- _Description of the task_
Count the lines below that contain the word "ylabel", and reply with that number alone.

- _Task input_
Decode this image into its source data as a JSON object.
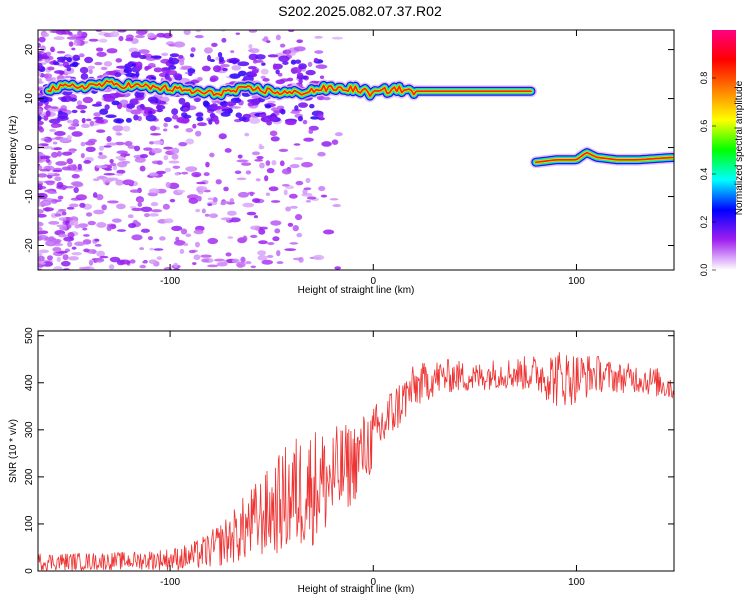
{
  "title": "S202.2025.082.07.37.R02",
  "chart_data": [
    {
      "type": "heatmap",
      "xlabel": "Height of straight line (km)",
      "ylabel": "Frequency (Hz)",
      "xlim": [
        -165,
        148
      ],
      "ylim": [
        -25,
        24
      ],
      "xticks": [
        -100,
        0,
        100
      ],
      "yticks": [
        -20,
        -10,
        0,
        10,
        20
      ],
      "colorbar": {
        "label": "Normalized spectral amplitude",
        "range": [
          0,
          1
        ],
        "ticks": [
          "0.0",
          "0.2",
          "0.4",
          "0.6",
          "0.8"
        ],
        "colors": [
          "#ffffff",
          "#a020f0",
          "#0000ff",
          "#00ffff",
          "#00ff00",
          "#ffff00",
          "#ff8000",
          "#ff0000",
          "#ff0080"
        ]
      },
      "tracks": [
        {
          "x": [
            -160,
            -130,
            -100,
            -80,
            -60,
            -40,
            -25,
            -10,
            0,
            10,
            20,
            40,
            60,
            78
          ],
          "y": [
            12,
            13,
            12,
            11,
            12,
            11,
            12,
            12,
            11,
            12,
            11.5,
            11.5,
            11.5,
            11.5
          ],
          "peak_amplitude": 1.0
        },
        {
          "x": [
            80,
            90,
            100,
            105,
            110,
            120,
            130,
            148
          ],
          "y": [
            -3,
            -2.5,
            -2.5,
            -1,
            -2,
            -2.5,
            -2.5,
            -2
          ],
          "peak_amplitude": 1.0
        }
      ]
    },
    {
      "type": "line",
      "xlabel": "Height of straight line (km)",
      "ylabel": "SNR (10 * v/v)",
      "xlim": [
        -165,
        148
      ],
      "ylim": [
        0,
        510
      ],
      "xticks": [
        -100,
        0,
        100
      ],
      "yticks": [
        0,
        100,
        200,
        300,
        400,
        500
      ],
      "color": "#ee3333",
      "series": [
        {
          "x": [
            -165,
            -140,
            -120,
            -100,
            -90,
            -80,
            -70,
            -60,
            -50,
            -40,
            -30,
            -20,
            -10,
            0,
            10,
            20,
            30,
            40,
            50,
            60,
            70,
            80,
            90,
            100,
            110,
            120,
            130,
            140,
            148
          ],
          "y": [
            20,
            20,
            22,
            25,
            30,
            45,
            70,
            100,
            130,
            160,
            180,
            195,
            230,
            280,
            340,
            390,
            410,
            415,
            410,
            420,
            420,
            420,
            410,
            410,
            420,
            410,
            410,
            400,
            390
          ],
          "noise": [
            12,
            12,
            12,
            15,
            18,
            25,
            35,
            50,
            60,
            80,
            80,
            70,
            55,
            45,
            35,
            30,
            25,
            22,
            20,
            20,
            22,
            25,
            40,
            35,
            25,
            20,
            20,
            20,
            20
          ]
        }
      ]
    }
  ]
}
...
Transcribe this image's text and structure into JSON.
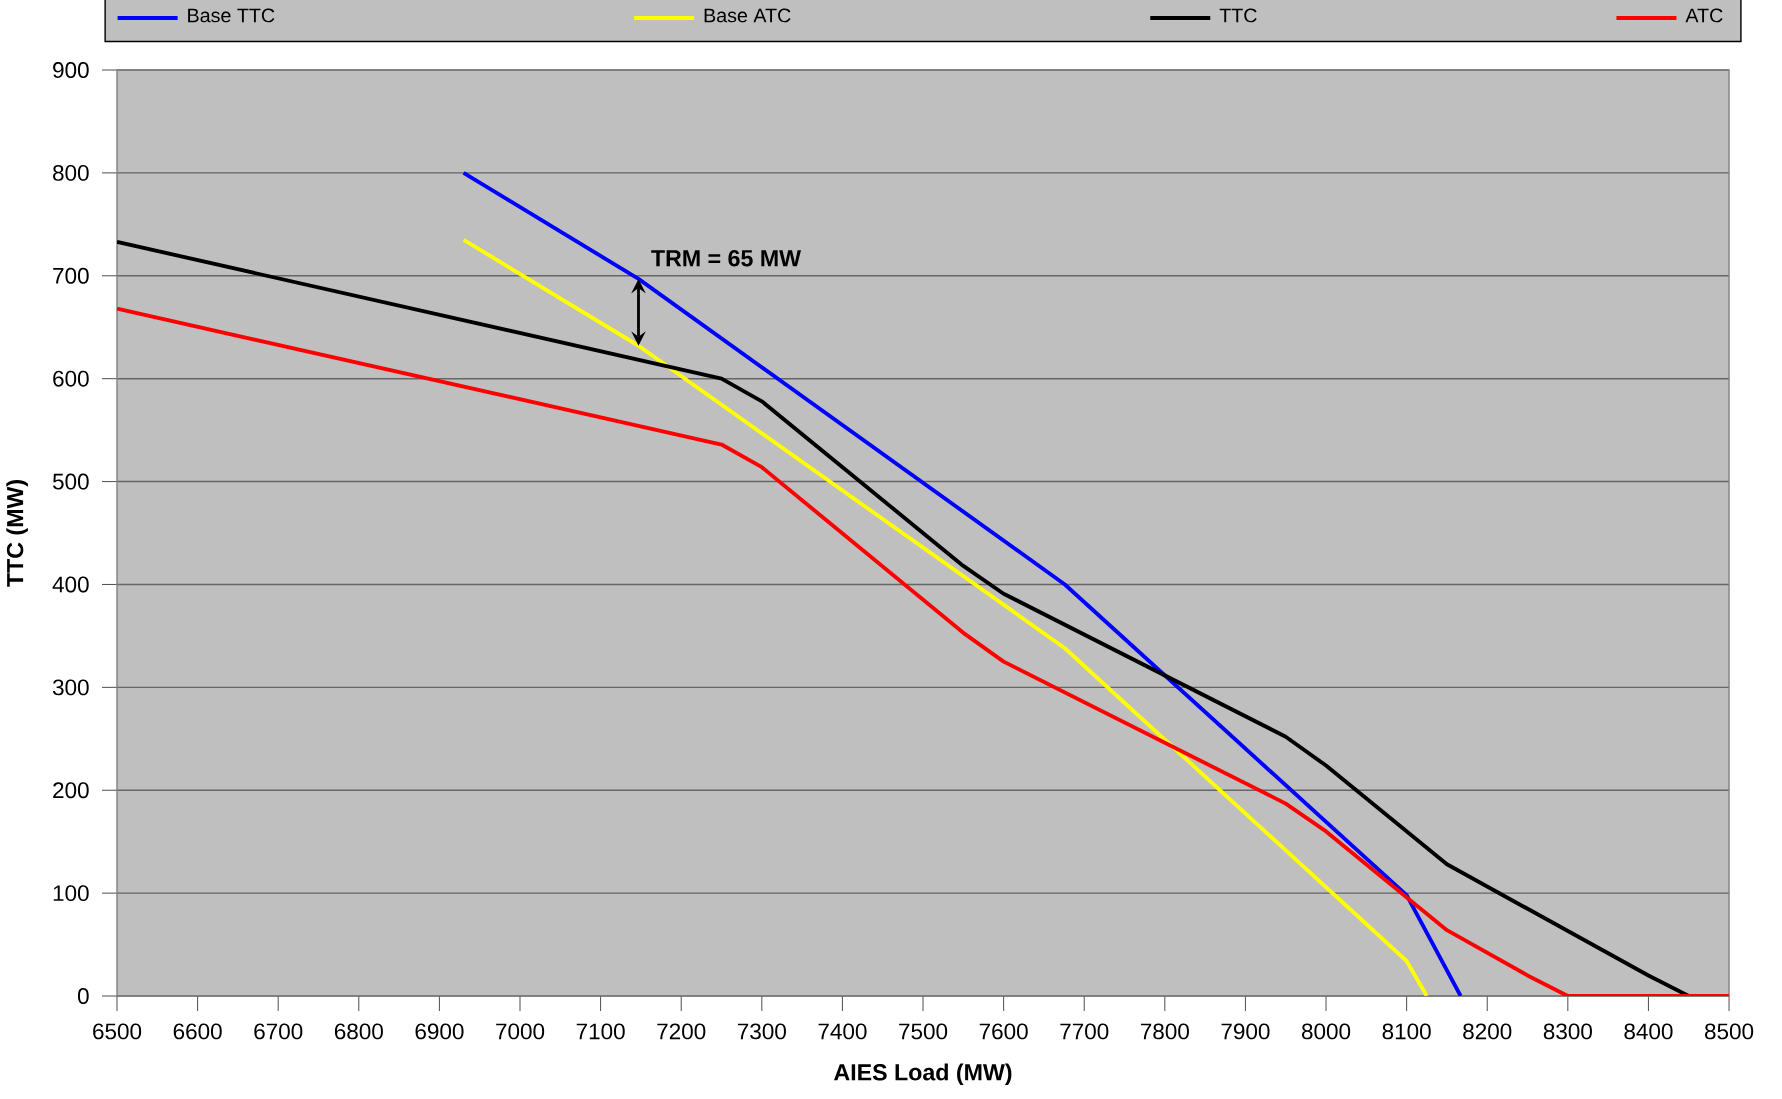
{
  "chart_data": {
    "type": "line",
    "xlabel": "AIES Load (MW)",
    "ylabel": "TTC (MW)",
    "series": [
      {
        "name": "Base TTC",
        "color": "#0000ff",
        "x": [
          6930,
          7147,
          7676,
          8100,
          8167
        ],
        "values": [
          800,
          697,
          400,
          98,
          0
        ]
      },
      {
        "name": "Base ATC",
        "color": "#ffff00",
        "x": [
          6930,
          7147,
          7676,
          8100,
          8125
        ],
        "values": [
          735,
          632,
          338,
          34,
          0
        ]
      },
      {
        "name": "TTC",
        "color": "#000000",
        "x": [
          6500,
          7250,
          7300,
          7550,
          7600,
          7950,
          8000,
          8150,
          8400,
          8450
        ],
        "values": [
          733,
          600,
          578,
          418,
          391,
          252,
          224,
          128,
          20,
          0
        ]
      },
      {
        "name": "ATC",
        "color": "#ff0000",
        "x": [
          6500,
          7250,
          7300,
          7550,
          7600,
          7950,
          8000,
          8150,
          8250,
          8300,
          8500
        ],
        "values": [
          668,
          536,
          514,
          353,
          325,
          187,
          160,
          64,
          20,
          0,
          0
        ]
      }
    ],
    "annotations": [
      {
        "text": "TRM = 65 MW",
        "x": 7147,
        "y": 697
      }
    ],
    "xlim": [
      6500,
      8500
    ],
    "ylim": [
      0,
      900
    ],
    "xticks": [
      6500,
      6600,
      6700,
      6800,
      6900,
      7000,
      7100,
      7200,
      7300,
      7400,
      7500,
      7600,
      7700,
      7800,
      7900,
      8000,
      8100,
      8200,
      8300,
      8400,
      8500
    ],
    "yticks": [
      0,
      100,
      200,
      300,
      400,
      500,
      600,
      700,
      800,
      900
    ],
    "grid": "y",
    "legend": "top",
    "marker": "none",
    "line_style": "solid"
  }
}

- _Answer to the problem_
3